## Problem
Write out nothing but the lines from the one containing "Output the text content of this document." through the last line below, both included, and without the pictures.

## Provided records
..........

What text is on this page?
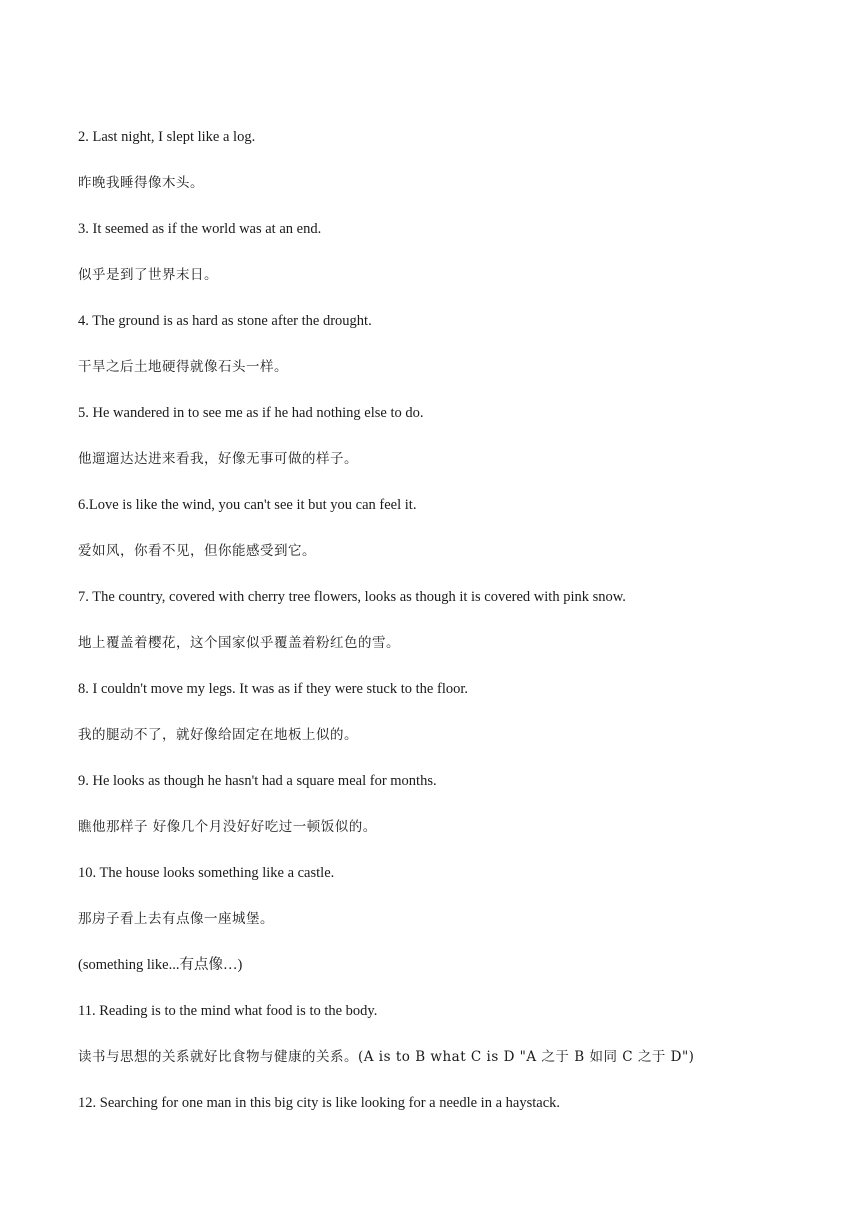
2. Last night, I slept like a log.
昨晚我睡得像木头。
3. It seemed as if the world was at an end.
似乎是到了世界末日。
4. The ground is as hard as stone after the drought.
干旱之后土地硬得就像石头一样。
5. He wandered in to see me as if he had nothing else to do.
他遛遛达达进来看我，好像无事可做的样子。
6.Love is like the wind, you can't see it but you can feel it.
爱如风，你看不见，但你能感受到它。
7. The country, covered with cherry tree flowers, looks as though it is covered with pink snow.
地上覆盖着樱花，这个国家似乎覆盖着粉红色的雪。
8. I couldn't move my legs. It was as if they were stuck to the floor.
我的腿动不了，就好像给固定在地板上似的。
9. He looks as though he hasn't had a square meal for months.
瞧他那样子 好像几个月没好好吃过一顿饭似的。
10. The house looks something like a castle.
那房子看上去有点像一座城堡。
(something like...有点像…)
11. Reading is to the mind what food is to the body.
读书与思想的关系就好比食物与健康的关系。(A is to B what C is D "A 之于 B 如同 C 之于 D")
12. Searching for one man in this big city is like looking for a needle in a haystack.
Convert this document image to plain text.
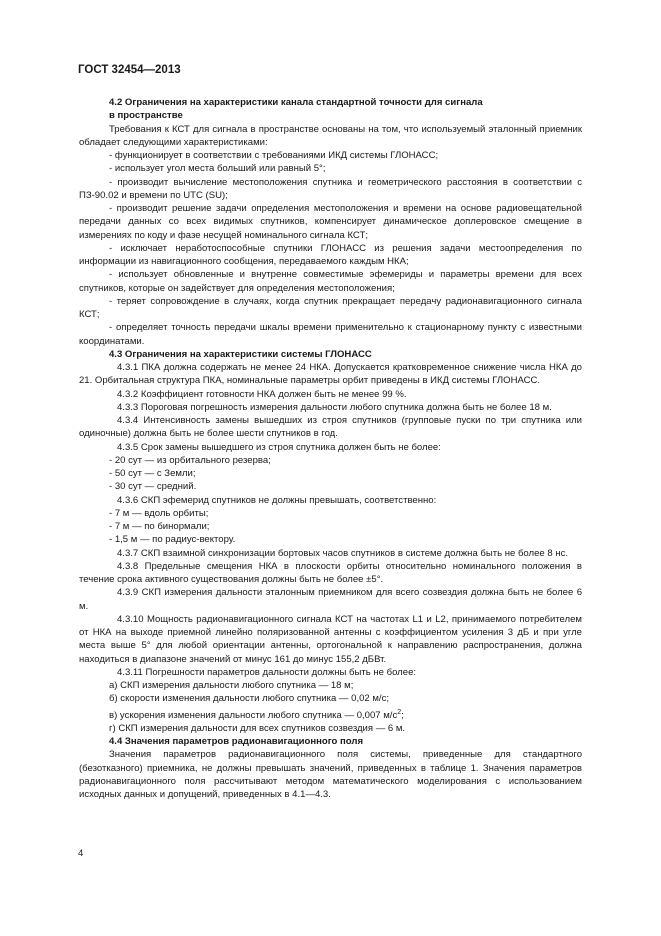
ГОСТ 32454—2013

4.2 Ограничения на характеристики канала стандартной точности для сигнала
в пространстве

Требования к КСТ для сигнала в пространстве основаны на том, что используемый эталонный приемник обладает следующими характеристиками:

- функционирует в соответствии с требованиями ИКД системы ГЛОНАСС;

- использует угол места больший или равный 5°;

- производит вычисление местоположения спутника и геометрического расстояния в соответствии с ПЗ-90.02 и времени по UTC (SU);

- производит решение задачи определения местоположения и времени на основе радиовещательной передачи данных со всех видимых спутников, компенсирует динамическое доплеровское смещение в измерениях по коду и фазе несущей номинального сигнала КСТ;

- исключает неработоспособные спутники ГЛОНАСС из решения задачи местоопределения по информации из навигационного сообщения, передаваемого каждым НКА;

- использует обновленные и внутренне совместимые эфемериды и параметры времени для всех спутников, которые он задействует для определения местоположения;

- теряет сопровождение в случаях, когда спутник прекращает передачу радионавигационного сигнала КСТ;

- определяет точность передачи шкалы времени применительно к стационарному пункту с известными координатами.

4.3 Ограничения на характеристики системы ГЛОНАСС

4.3.1 ПКА должна содержать не менее 24 НКА. Допускается кратковременное снижение числа НКА до 21. Орбитальная структура ПКА, номинальные параметры орбит приведены в ИКД системы ГЛОНАСС.

4.3.2 Коэффициент готовности НКА должен быть не менее 99 %.

4.3.3 Пороговая погрешность измерения дальности любого спутника должна быть не более 18 м.

4.3.4 Интенсивность замены вышедших из строя спутников (групповые пуски по три спутника или одиночные) должна быть не более шести спутников в год.

4.3.5 Срок замены вышедшего из строя спутника должен быть не более:

- 20 сут — из орбитального резерва;

- 50 сут — с Земли;

- 30 сут — средний.

4.3.6 СКП эфемерид спутников не должны превышать, соответственно:

- 7 м — вдоль орбиты;

- 7 м — по бинормали;

- 1,5 м — по радиус-вектору.

4.3.7 СКП взаимной синхронизации бортовых часов спутников в системе должна быть не более 8 нс.

4.3.8 Предельные смещения НКА в плоскости орбиты относительно номинального положения в течение срока активного существования должны быть не более ±5°.

4.3.9 СКП измерения дальности эталонным приемником для всего созвездия должна быть не более 6 м.

4.3.10 Мощность радионавигационного сигнала КСТ на частотах L1 и L2, принимаемого потребителем от НКА на выходе приемной линейно поляризованной антенны с коэффициентом усиления 3 дБ и при угле места выше 5° для любой ориентации антенны, ортогональной к направлению распространения, должна находиться в диапазоне значений от минус 161 до минус 155,2 дБВт.

4.3.11 Погрешности параметров дальности должны быть не более:

а) СКП измерения дальности любого спутника — 18 м;

б) скорости изменения дальности любого спутника — 0,02 м/с;

в) ускорения изменения дальности любого спутника — 0,007 $м/с^2$;

г) СКП измерения дальности для всех спутников созвездия — 6 м.

4.4 Значения параметров радионавигационного поля

Значения параметров радионавигационного поля системы, приведенные для стандартного (безотказного) приемника, не должны превышать значений, приведенных в таблице 1. Значения параметров радионавигационного поля рассчитывают методом математического моделирования с использованием исходных данных и допущений, приведенных в 4.1—4.3.

4
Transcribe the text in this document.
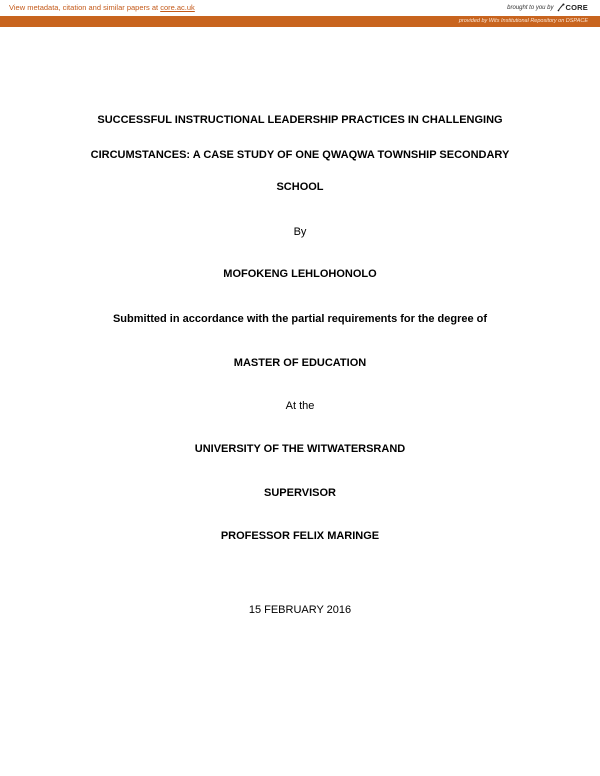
View metadata, citation and similar papers at core.ac.uk	brought to you by CORE
provided by Wits Institutional Repository on DSPACE
SUCCESSFUL INSTRUCTIONAL LEADERSHIP PRACTICES IN CHALLENGING
CIRCUMSTANCES: A CASE STUDY OF ONE QWAQWA TOWNSHIP SECONDARY
SCHOOL
By
MOFOKENG LEHLOHONOLO
Submitted in accordance with the partial requirements for the degree of
MASTER OF EDUCATION
At the
UNIVERSITY OF THE WITWATERSRAND
SUPERVISOR
PROFESSOR FELIX MARINGE
15 FEBRUARY 2016
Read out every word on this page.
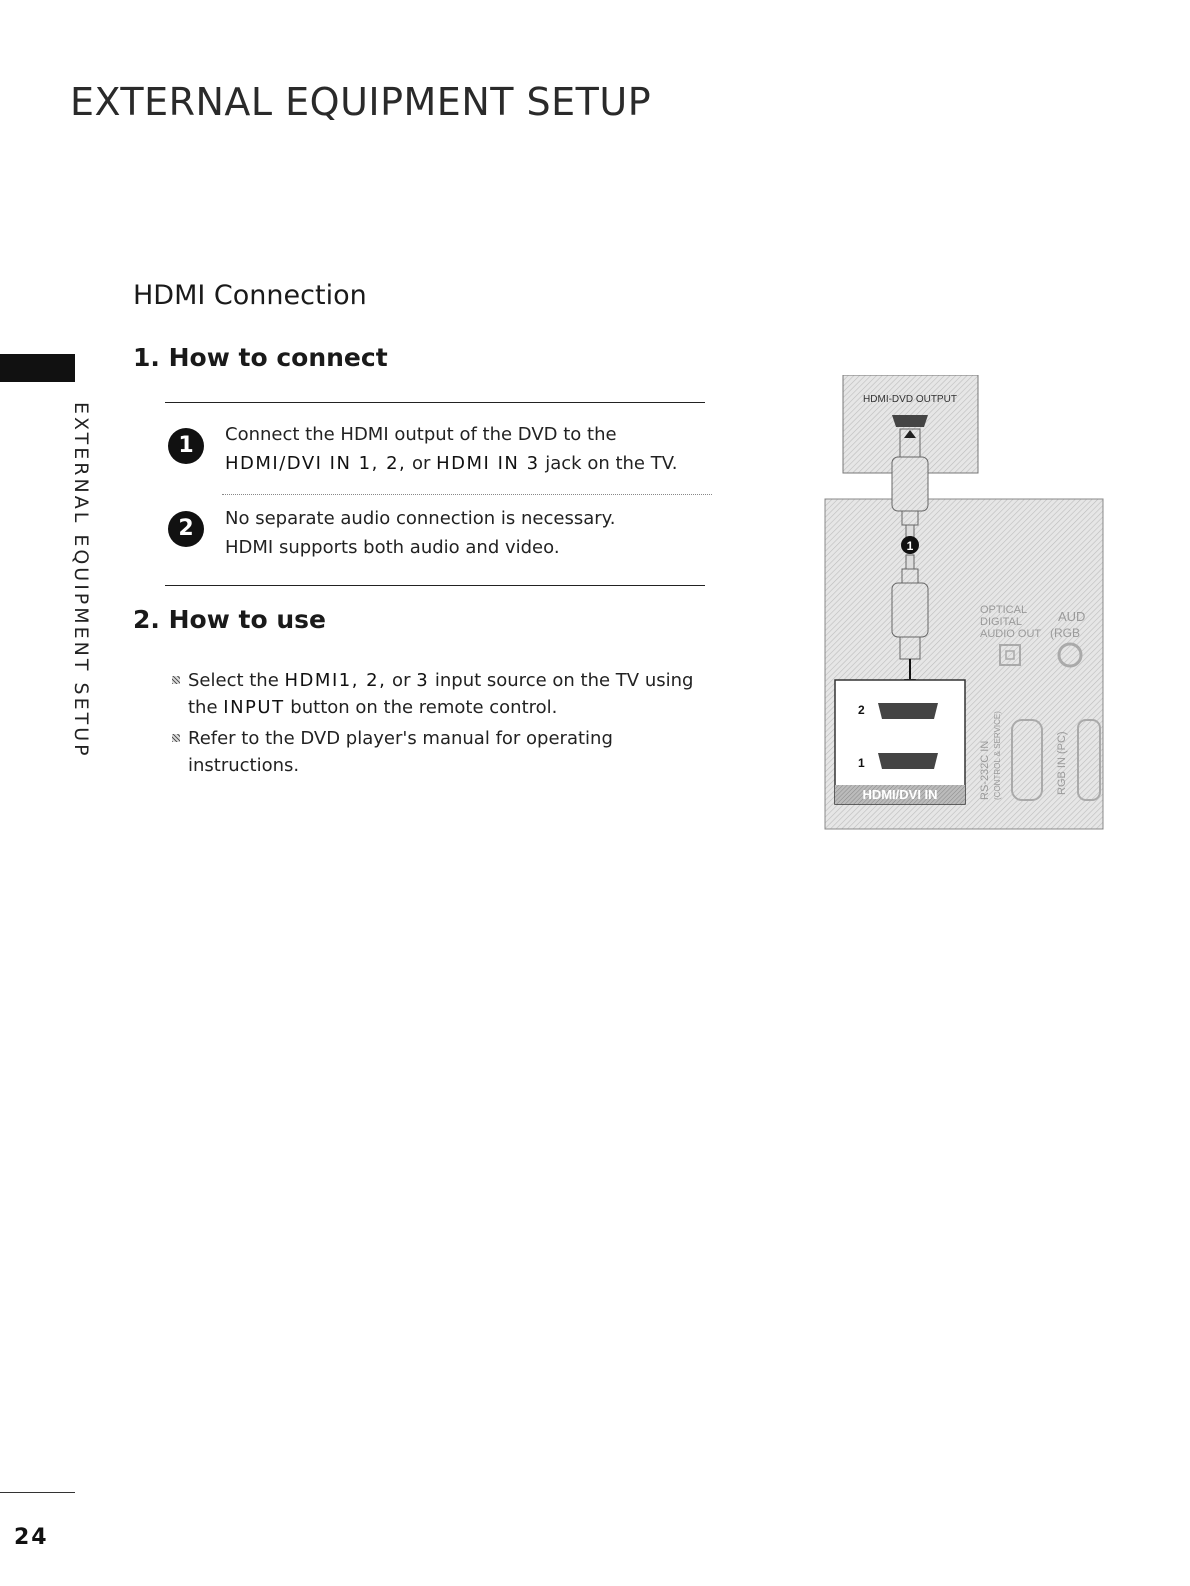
EXTERNAL EQUIPMENT SETUP
EXTERNAL EQUIPMENT SETUP
HDMI Connection
1. How to connect
1	Connect the HDMI output of the DVD to the
HDMI/DVI IN 1, 2, or HDMI IN 3 jack on the TV.
2	No separate audio connection is necessary.
HDMI supports both audio and video.
2. How to use
Select the HDMI1, 2, or 3 input source on the TV using
the INPUT button on the remote control.
Refer to the DVD player's manual for operating instructions.
HDMI-DVD OUTPUT
1
2
1
HDMI/DVI IN
OPTICAL
DIGITAL
AUDIO OUT
AUD
(RGB
RS-232C IN (CONTROL & SERVICE)	RGB IN (PC)
24
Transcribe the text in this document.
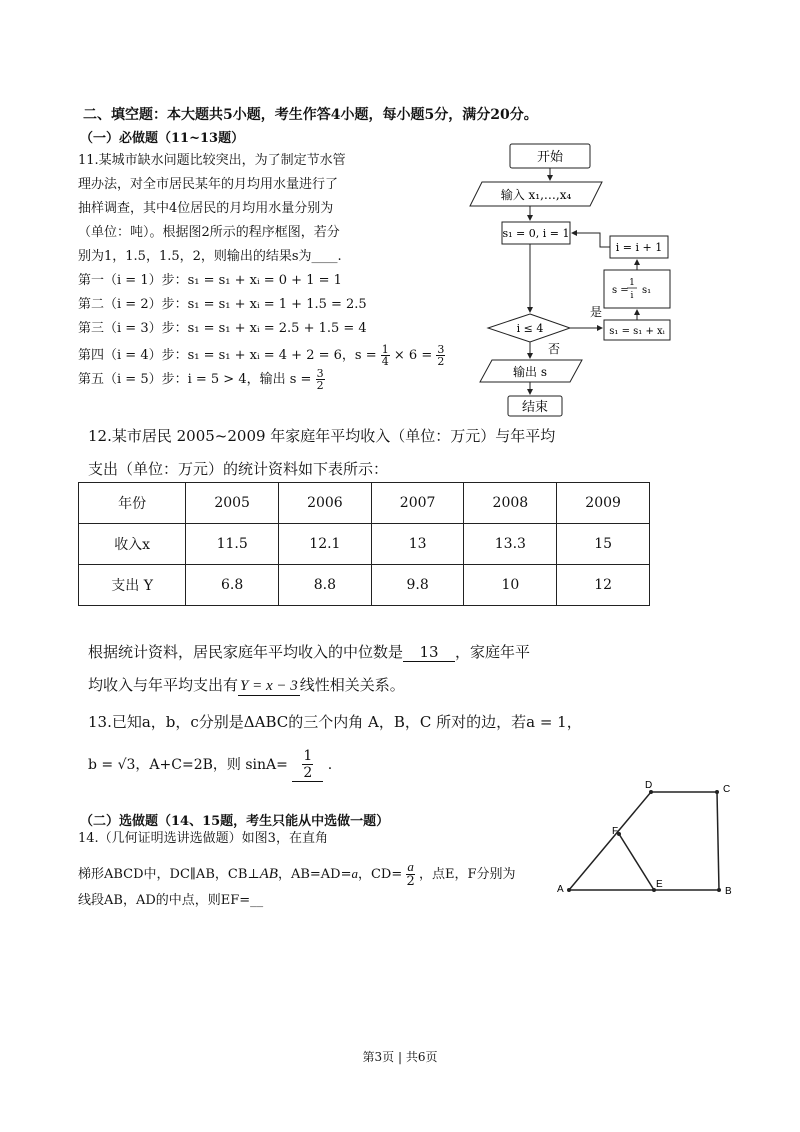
二、填空题：本大题共5小题，考生作答4小题，每小题5分，满分20分。
（一）必做题（11~13题）
11.某城市缺水问题比较突出，为了制定节水管
理办法，对全市居民某年的月均用水量进行了
抽样调查，其中4位居民的月均用水量分别为
（单位：吨）。根据图2所示的程序框图，若分
别为1，1.5，1.5，2，则输出的结果s为____.
第一（i = 1）步：s₁ = s₁ + xᵢ = 0 + 1 = 1
第二（i = 2）步：s₁ = s₁ + xᵢ = 1 + 1.5 = 2.5
第三（i = 3）步：s₁ = s₁ + xᵢ = 2.5 + 1.5 = 4
第四（i = 4）步：s₁ = s₁ + xᵢ = 4 + 2 = 6，$s = \frac{1}{4} \times 6 = \frac{3}{2}$
第五（i = 5）步：i = 5 > 4，输出 $s = \frac{3}{2}$
开始
输入 x₁,…,x₄
s₁ = 0, i = 1
i ≤ 4
是
s₁ = s₁ + xᵢ
s =
1
i s₁
i = i + 1
否
输出 s
结束
12.某市居民 2005~2009 年家庭年平均收入（单位：万元）与年平均
支出（单位：万元）的统计资料如下表所示：
年份	2005	2006	2007	2008	2009
收入x	11.5	12.1	13	13.3	15
支出 Y	6.8	8.8	9.8	10	12
根据统计资料，居民家庭年平均收入的中位数是 13 ，家庭年平
均收入与年平均支出有 Y = x − 3 线性相关关系。
13.已知a，b，c分别是ΔABC的三个内角 A，B，C 所对的边，若a = 1，
b = √3，A+C=2B，则 $\sin A= \frac{1}{2}$ .
（二）选做题（14、15题，考生只能从中选做一题）
14.（几何证明选讲选做题）如图3，在直角
梯形ABCD中，DC∥AB，CB⊥AB，AB=AD=a，$CD= \frac{a}{2}$ ，点E，F分别为
线段AB，AD的中点，则EF=__
A	B
C
D
E
F
第3页 | 共6页
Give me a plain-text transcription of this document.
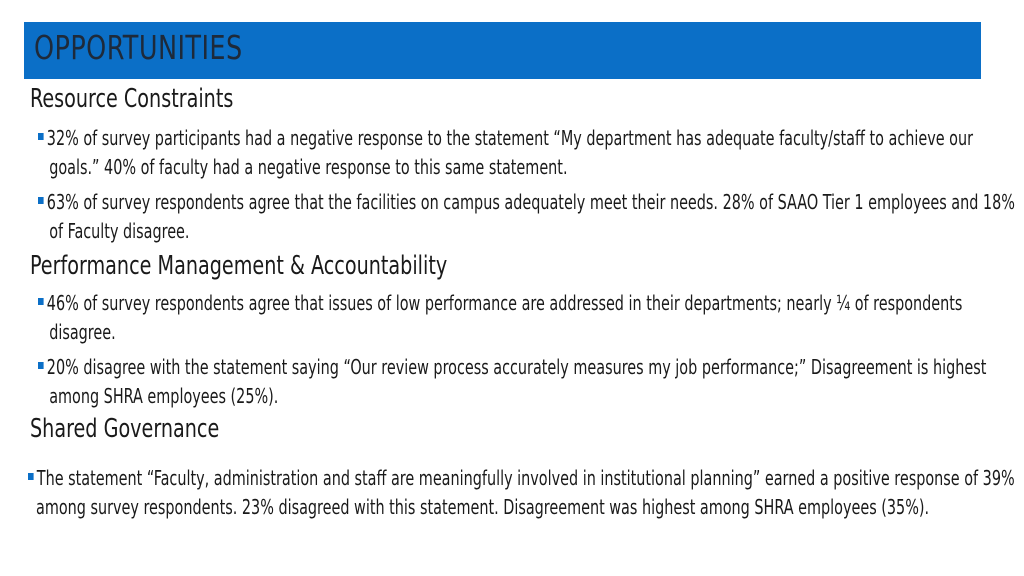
OPPORTUNITIES
Resource Constraints
32% of survey participants had a negative response to the statement “My department has adequate faculty/staff to achieve our goals.” 40% of faculty had a negative response to this same statement.
63% of survey respondents agree that the facilities on campus adequately meet their needs. 28% of SAAO Tier 1 employees and 18% of Faculty disagree.
Performance Management & Accountability
46% of survey respondents agree that issues of low performance are addressed in their departments; nearly ¼ of respondents disagree.
20% disagree with the statement saying “Our review process accurately measures my job performance;” Disagreement is highest among SHRA employees (25%).
Shared Governance
The statement “Faculty, administration and staff are meaningfully involved in institutional planning” earned a positive response of 39% among survey respondents. 23% disagreed with this statement. Disagreement was highest among SHRA employees (35%).
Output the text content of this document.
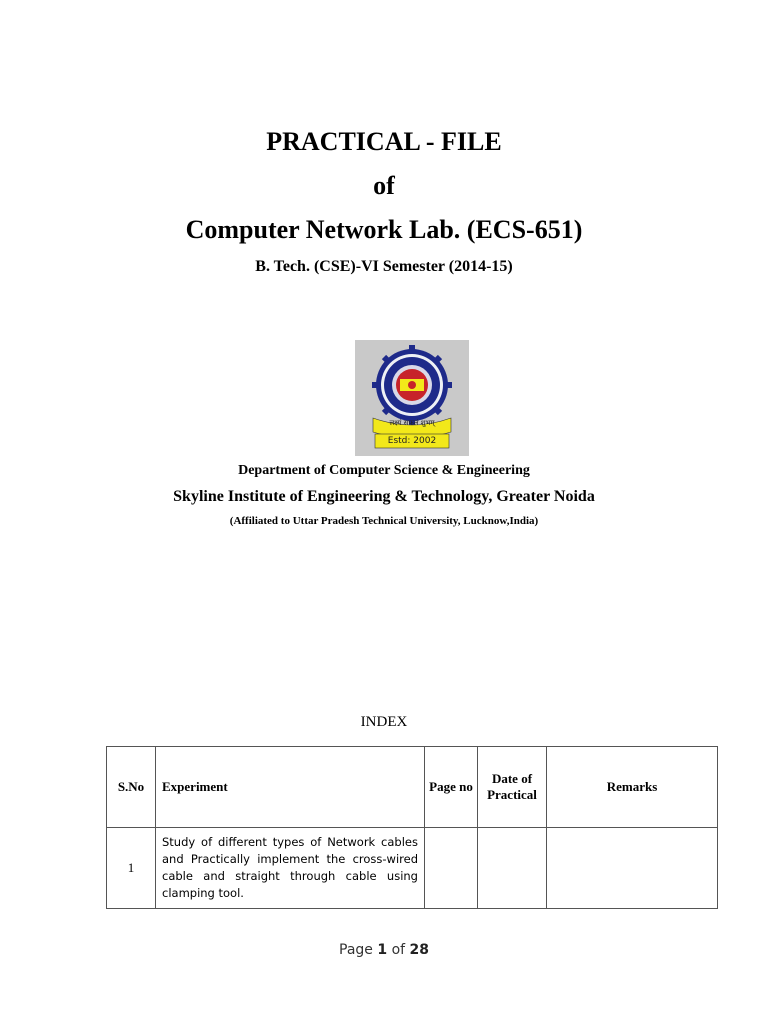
PRACTICAL - FILE
of
Computer Network Lab. (ECS-651)
B. Tech. (CSE)-VI Semester (2014-15)
लक्ष्यं सफलं शुभम्
Estd: 2002
Department of Computer Science & Engineering
Skyline Institute of Engineering & Technology, Greater Noida
(Affiliated to Uttar Pradesh Technical University, Lucknow,India)
INDEX
S.No	Experiment	Page no	Date of Practical	Remarks
1	Study of different types of Network cables and Practically implement the cross-wired cable and straight through cable using clamping tool.			

Page 1 of 28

..........

## Answer to the exercise
Output the text content of this document.
PRACTICAL - FILE
of
Computer Network Lab. (ECS-651)
B. Tech. (CSE)-VI Semester (2014-15)
लक्ष्यं सफलं शुभम्
Estd: 2002
Department of Computer Science & Engineering
Skyline Institute of Engineering & Technology, Greater Noida
(Affiliated to Uttar Pradesh Technical University, Lucknow,India)
INDEX
S.No	Experiment	Page no	Date of Practical	Remarks
1	Study of different types of Network cables and Practically implement the cross-wired cable and straight through cable using clamping tool.			

Page 1 of 28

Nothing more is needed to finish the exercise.